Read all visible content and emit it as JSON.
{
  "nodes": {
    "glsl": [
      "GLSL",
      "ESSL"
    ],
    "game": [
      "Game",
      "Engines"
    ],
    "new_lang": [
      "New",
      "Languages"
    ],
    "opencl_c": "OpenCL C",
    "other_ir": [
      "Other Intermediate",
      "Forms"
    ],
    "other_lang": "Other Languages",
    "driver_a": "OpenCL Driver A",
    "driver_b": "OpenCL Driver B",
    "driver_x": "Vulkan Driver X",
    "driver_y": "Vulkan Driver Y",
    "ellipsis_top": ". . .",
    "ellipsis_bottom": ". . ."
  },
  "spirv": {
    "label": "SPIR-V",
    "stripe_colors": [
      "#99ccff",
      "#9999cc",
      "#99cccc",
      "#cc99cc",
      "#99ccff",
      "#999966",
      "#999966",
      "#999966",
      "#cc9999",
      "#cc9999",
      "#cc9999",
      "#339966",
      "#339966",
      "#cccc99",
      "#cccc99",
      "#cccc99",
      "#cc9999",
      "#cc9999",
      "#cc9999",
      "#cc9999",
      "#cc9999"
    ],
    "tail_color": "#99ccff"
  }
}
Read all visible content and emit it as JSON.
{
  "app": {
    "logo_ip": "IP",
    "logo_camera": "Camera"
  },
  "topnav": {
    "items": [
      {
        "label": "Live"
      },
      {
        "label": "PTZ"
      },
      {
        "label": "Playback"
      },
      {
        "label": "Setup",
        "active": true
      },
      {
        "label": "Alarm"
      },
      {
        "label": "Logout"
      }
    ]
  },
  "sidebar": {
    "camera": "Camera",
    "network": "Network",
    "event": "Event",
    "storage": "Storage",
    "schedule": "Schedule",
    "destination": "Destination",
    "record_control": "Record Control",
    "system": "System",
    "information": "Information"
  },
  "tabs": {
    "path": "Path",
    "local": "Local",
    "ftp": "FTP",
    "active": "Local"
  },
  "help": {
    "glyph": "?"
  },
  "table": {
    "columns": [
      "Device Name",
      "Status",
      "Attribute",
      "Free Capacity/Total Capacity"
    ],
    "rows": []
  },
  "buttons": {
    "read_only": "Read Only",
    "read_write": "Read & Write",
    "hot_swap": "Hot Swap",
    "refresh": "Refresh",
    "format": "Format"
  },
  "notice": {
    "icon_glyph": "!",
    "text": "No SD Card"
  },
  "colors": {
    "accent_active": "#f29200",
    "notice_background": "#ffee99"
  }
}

+ + + +

Retype the material in full. Each word must match.

ANSWER BELOW =
Read all visible content and emit it as JSON.
{
  "nodes": {
    "glsl": [
      "GLSL",
      "ESSL"
    ],
    "game": [
      "Game",
      "Engines"
    ],
    "new_lang": [
      "New",
      "Languages"
    ],
    "opencl_c": "OpenCL C",
    "other_ir": [
      "Other Intermediate",
      "Forms"
    ],
    "other_lang": "Other Languages",
    "driver_a": "OpenCL Driver A",
    "driver_b": "OpenCL Driver B",
    "driver_x": "Vulkan Driver X",
    "driver_y": "Vulkan Driver Y",
    "ellipsis_top": ". . .",
    "ellipsis_bottom": ". . ."
  },
  "spirv": {
    "label": "SPIR-V",
    "stripe_colors": [
      "#99ccff",
      "#9999cc",
      "#99cccc",
      "#cc99cc",
      "#99ccff",
      "#999966",
      "#999966",
      "#999966",
      "#cc9999",
      "#cc9999",
      "#cc9999",
      "#339966",
      "#339966",
      "#cccc99",
      "#cccc99",
      "#cccc99",
      "#cc9999",
      "#cc9999",
      "#cc9999",
      "#cc9999",
      "#cc9999"
    ],
    "tail_color": "#99ccff"
  }
}
Read all visible content and emit it as JSON.
{
  "app": {
    "logo_ip": "IP",
    "logo_camera": "Camera"
  },
  "topnav": {
    "items": [
      {
        "label": "Live"
      },
      {
        "label": "PTZ"
      },
      {
        "label": "Playback"
      },
      {
        "label": "Setup",
        "active": true
      },
      {
        "label": "Alarm"
      },
      {
        "label": "Logout"
      }
    ]
  },
  "sidebar": {
    "camera": "Camera",
    "network": "Network",
    "event": "Event",
    "storage": "Storage",
    "schedule": "Schedule",
    "destination": "Destination",
    "record_control": "Record Control",
    "system": "System",
    "information": "Information"
  },
  "tabs": {
    "path": "Path",
    "local": "Local",
    "ftp": "FTP",
    "active": "Local"
  },
  "help": {
    "glyph": "?"
  },
  "table": {
    "columns": [
      "Device Name",
      "Status",
      "Attribute",
      "Free Capacity/Total Capacity"
    ],
    "rows": []
  },
  "buttons": {
    "read_only": "Read Only",
    "read_write": "Read & Write",
    "hot_swap": "Hot Swap",
    "refresh": "Refresh",
    "format": "Format"
  },
  "notice": {
    "icon_glyph": "!",
    "text": "No SD Card"
  },
  "colors": {
    "accent_active": "#f29200",
    "notice_background": "#ffee99"
  }
}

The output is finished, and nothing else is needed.